Record extracts:
******

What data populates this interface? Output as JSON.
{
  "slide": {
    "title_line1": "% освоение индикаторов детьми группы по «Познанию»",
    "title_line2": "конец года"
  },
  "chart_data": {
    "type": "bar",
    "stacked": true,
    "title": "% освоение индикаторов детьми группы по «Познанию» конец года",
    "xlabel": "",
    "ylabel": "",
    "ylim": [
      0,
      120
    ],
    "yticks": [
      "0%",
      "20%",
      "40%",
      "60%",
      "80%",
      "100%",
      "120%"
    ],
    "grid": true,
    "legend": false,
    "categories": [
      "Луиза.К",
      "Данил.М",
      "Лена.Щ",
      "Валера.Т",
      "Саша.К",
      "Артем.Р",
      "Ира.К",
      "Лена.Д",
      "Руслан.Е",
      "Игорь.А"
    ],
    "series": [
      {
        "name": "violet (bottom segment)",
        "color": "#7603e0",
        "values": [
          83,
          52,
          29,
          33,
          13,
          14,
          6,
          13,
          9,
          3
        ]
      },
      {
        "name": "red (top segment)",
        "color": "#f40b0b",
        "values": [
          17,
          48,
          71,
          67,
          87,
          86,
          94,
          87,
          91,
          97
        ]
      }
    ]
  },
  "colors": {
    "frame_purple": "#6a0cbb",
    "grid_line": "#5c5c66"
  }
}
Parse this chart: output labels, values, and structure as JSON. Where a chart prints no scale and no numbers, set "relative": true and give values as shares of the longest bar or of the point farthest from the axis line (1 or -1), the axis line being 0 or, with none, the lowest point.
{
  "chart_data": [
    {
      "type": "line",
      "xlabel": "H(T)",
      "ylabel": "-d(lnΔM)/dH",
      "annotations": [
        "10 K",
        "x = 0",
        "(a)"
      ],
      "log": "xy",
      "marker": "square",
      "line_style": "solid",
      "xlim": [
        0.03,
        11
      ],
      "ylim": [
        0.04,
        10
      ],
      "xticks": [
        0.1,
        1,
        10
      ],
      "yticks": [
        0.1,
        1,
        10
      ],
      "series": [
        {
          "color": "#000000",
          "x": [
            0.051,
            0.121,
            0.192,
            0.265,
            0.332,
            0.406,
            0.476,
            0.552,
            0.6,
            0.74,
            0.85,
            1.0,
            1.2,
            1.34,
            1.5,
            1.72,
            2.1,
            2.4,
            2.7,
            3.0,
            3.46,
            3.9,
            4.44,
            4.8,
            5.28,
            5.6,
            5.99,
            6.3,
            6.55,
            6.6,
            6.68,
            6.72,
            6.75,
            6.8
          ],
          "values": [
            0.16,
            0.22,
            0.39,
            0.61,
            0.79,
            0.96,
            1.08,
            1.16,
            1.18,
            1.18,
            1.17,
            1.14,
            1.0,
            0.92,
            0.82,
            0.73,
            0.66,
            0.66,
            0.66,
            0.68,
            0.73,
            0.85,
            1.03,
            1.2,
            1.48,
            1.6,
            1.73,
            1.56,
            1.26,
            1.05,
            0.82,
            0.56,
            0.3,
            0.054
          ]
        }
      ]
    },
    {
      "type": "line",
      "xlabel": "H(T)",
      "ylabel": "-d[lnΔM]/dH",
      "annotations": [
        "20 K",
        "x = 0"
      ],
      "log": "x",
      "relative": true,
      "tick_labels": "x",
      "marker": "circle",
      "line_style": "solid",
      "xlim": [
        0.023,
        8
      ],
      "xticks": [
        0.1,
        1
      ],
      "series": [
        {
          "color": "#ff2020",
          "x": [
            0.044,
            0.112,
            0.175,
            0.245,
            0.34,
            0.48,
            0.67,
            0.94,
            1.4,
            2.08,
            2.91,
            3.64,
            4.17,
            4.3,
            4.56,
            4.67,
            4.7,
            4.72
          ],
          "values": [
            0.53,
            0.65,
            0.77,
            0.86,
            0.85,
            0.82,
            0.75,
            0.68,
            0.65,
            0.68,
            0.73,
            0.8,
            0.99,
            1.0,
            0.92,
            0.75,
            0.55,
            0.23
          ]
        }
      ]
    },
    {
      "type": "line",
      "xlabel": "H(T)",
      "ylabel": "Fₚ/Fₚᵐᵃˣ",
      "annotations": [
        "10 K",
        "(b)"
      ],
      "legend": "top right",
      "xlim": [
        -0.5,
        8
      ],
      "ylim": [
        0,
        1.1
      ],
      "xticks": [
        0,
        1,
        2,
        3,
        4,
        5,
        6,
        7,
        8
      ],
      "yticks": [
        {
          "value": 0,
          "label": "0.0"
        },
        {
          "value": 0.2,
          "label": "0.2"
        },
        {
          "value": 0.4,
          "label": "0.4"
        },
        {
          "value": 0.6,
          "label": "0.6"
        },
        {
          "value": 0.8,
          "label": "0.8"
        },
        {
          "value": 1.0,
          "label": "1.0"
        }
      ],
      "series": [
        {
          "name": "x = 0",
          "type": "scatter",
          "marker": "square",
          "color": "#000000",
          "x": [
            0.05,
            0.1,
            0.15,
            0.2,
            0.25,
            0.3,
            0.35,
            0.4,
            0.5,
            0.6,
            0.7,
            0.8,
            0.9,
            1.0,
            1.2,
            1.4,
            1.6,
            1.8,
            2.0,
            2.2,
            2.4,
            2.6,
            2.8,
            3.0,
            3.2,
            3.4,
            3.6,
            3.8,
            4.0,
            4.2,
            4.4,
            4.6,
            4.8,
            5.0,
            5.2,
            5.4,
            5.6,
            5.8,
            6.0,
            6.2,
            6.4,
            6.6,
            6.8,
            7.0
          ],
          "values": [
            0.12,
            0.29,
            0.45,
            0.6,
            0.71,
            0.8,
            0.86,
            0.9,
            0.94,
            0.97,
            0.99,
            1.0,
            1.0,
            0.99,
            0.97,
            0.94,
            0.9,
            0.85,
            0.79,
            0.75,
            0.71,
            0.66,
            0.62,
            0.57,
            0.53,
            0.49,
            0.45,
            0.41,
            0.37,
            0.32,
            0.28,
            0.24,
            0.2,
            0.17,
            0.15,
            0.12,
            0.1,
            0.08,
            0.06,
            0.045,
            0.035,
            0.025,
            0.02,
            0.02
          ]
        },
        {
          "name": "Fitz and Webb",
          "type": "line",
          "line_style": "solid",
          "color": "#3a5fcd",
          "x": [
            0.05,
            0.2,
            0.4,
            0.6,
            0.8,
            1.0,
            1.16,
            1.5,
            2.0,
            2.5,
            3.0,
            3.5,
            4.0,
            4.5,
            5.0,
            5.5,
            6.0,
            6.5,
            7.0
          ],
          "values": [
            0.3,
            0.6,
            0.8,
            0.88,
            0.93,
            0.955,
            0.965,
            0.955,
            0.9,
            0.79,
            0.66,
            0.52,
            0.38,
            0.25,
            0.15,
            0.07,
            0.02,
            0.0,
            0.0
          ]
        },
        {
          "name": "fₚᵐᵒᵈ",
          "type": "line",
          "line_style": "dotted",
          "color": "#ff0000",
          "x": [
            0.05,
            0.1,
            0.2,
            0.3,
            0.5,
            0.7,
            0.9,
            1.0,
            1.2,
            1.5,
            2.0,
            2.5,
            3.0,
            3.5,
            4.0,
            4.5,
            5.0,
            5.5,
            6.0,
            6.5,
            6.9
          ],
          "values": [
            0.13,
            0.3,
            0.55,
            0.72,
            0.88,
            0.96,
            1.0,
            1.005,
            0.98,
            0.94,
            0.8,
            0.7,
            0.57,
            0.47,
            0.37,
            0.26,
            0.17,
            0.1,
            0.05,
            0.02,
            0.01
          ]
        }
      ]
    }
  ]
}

******

What you need to do:
Set down every line of the listing above again, exactly as given.

Problem solution:
What data populates this interface? Output as JSON.
{
  "slide": {
    "title_line1": "% освоение индикаторов детьми группы по «Познанию»",
    "title_line2": "конец года"
  },
  "chart_data": {
    "type": "bar",
    "stacked": true,
    "title": "% освоение индикаторов детьми группы по «Познанию» конец года",
    "xlabel": "",
    "ylabel": "",
    "ylim": [
      0,
      120
    ],
    "yticks": [
      "0%",
      "20%",
      "40%",
      "60%",
      "80%",
      "100%",
      "120%"
    ],
    "grid": true,
    "legend": false,
    "categories": [
      "Луиза.К",
      "Данил.М",
      "Лена.Щ",
      "Валера.Т",
      "Саша.К",
      "Артем.Р",
      "Ира.К",
      "Лена.Д",
      "Руслан.Е",
      "Игорь.А"
    ],
    "series": [
      {
        "name": "violet (bottom segment)",
        "color": "#7603e0",
        "values": [
          83,
          52,
          29,
          33,
          13,
          14,
          6,
          13,
          9,
          3
        ]
      },
      {
        "name": "red (top segment)",
        "color": "#f40b0b",
        "values": [
          17,
          48,
          71,
          67,
          87,
          86,
          94,
          87,
          91,
          97
        ]
      }
    ]
  },
  "colors": {
    "frame_purple": "#6a0cbb",
    "grid_line": "#5c5c66"
  }
}
Parse this chart: output labels, values, and structure as JSON. Where a chart prints no scale and no numbers, set "relative": true and give values as shares of the longest bar or of the point farthest from the axis line (1 or -1), the axis line being 0 or, with none, the lowest point.
{
  "chart_data": [
    {
      "type": "line",
      "xlabel": "H(T)",
      "ylabel": "-d(lnΔM)/dH",
      "annotations": [
        "10 K",
        "x = 0",
        "(a)"
      ],
      "log": "xy",
      "marker": "square",
      "line_style": "solid",
      "xlim": [
        0.03,
        11
      ],
      "ylim": [
        0.04,
        10
      ],
      "xticks": [
        0.1,
        1,
        10
      ],
      "yticks": [
        0.1,
        1,
        10
      ],
      "series": [
        {
          "color": "#000000",
          "x": [
            0.051,
            0.121,
            0.192,
            0.265,
            0.332,
            0.406,
            0.476,
            0.552,
            0.6,
            0.74,
            0.85,
            1.0,
            1.2,
            1.34,
            1.5,
            1.72,
            2.1,
            2.4,
            2.7,
            3.0,
            3.46,
            3.9,
            4.44,
            4.8,
            5.28,
            5.6,
            5.99,
            6.3,
            6.55,
            6.6,
            6.68,
            6.72,
            6.75,
            6.8
          ],
          "values": [
            0.16,
            0.22,
            0.39,
            0.61,
            0.79,
            0.96,
            1.08,
            1.16,
            1.18,
            1.18,
            1.17,
            1.14,
            1.0,
            0.92,
            0.82,
            0.73,
            0.66,
            0.66,
            0.66,
            0.68,
            0.73,
            0.85,
            1.03,
            1.2,
            1.48,
            1.6,
            1.73,
            1.56,
            1.26,
            1.05,
            0.82,
            0.56,
            0.3,
            0.054
          ]
        }
      ]
    },
    {
      "type": "line",
      "xlabel": "H(T)",
      "ylabel": "-d[lnΔM]/dH",
      "annotations": [
        "20 K",
        "x = 0"
      ],
      "log": "x",
      "relative": true,
      "tick_labels": "x",
      "marker": "circle",
      "line_style": "solid",
      "xlim": [
        0.023,
        8
      ],
      "xticks": [
        0.1,
        1
      ],
      "series": [
        {
          "color": "#ff2020",
          "x": [
            0.044,
            0.112,
            0.175,
            0.245,
            0.34,
            0.48,
            0.67,
            0.94,
            1.4,
            2.08,
            2.91,
            3.64,
            4.17,
            4.3,
            4.56,
            4.67,
            4.7,
            4.72
          ],
          "values": [
            0.53,
            0.65,
            0.77,
            0.86,
            0.85,
            0.82,
            0.75,
            0.68,
            0.65,
            0.68,
            0.73,
            0.8,
            0.99,
            1.0,
            0.92,
            0.75,
            0.55,
            0.23
          ]
        }
      ]
    },
    {
      "type": "line",
      "xlabel": "H(T)",
      "ylabel": "Fₚ/Fₚᵐᵃˣ",
      "annotations": [
        "10 K",
        "(b)"
      ],
      "legend": "top right",
      "xlim": [
        -0.5,
        8
      ],
      "ylim": [
        0,
        1.1
      ],
      "xticks": [
        0,
        1,
        2,
        3,
        4,
        5,
        6,
        7,
        8
      ],
      "yticks": [
        {
          "value": 0,
          "label": "0.0"
        },
        {
          "value": 0.2,
          "label": "0.2"
        },
        {
          "value": 0.4,
          "label": "0.4"
        },
        {
          "value": 0.6,
          "label": "0.6"
        },
        {
          "value": 0.8,
          "label": "0.8"
        },
        {
          "value": 1.0,
          "label": "1.0"
        }
      ],
      "series": [
        {
          "name": "x = 0",
          "type": "scatter",
          "marker": "square",
          "color": "#000000",
          "x": [
            0.05,
            0.1,
            0.15,
            0.2,
            0.25,
            0.3,
            0.35,
            0.4,
            0.5,
            0.6,
            0.7,
            0.8,
            0.9,
            1.0,
            1.2,
            1.4,
            1.6,
            1.8,
            2.0,
            2.2,
            2.4,
            2.6,
            2.8,
            3.0,
            3.2,
            3.4,
            3.6,
            3.8,
            4.0,
            4.2,
            4.4,
            4.6,
            4.8,
            5.0,
            5.2,
            5.4,
            5.6,
            5.8,
            6.0,
            6.2,
            6.4,
            6.6,
            6.8,
            7.0
          ],
          "values": [
            0.12,
            0.29,
            0.45,
            0.6,
            0.71,
            0.8,
            0.86,
            0.9,
            0.94,
            0.97,
            0.99,
            1.0,
            1.0,
            0.99,
            0.97,
            0.94,
            0.9,
            0.85,
            0.79,
            0.75,
            0.71,
            0.66,
            0.62,
            0.57,
            0.53,
            0.49,
            0.45,
            0.41,
            0.37,
            0.32,
            0.28,
            0.24,
            0.2,
            0.17,
            0.15,
            0.12,
            0.1,
            0.08,
            0.06,
            0.045,
            0.035,
            0.025,
            0.02,
            0.02
          ]
        },
        {
          "name": "Fitz and Webb",
          "type": "line",
          "line_style": "solid",
          "color": "#3a5fcd",
          "x": [
            0.05,
            0.2,
            0.4,
            0.6,
            0.8,
            1.0,
            1.16,
            1.5,
            2.0,
            2.5,
            3.0,
            3.5,
            4.0,
            4.5,
            5.0,
            5.5,
            6.0,
            6.5,
            7.0
          ],
          "values": [
            0.3,
            0.6,
            0.8,
            0.88,
            0.93,
            0.955,
            0.965,
            0.955,
            0.9,
            0.79,
            0.66,
            0.52,
            0.38,
            0.25,
            0.15,
            0.07,
            0.02,
            0.0,
            0.0
          ]
        },
        {
          "name": "fₚᵐᵒᵈ",
          "type": "line",
          "line_style": "dotted",
          "color": "#ff0000",
          "x": [
            0.05,
            0.1,
            0.2,
            0.3,
            0.5,
            0.7,
            0.9,
            1.0,
            1.2,
            1.5,
            2.0,
            2.5,
            3.0,
            3.5,
            4.0,
            4.5,
            5.0,
            5.5,
            6.0,
            6.5,
            6.9
          ],
          "values": [
            0.13,
            0.3,
            0.55,
            0.72,
            0.88,
            0.96,
            1.0,
            1.005,
            0.98,
            0.94,
            0.8,
            0.7,
            0.57,
            0.47,
            0.37,
            0.26,
            0.17,
            0.1,
            0.05,
            0.02,
            0.01
          ]
        }
      ]
    }
  ]
}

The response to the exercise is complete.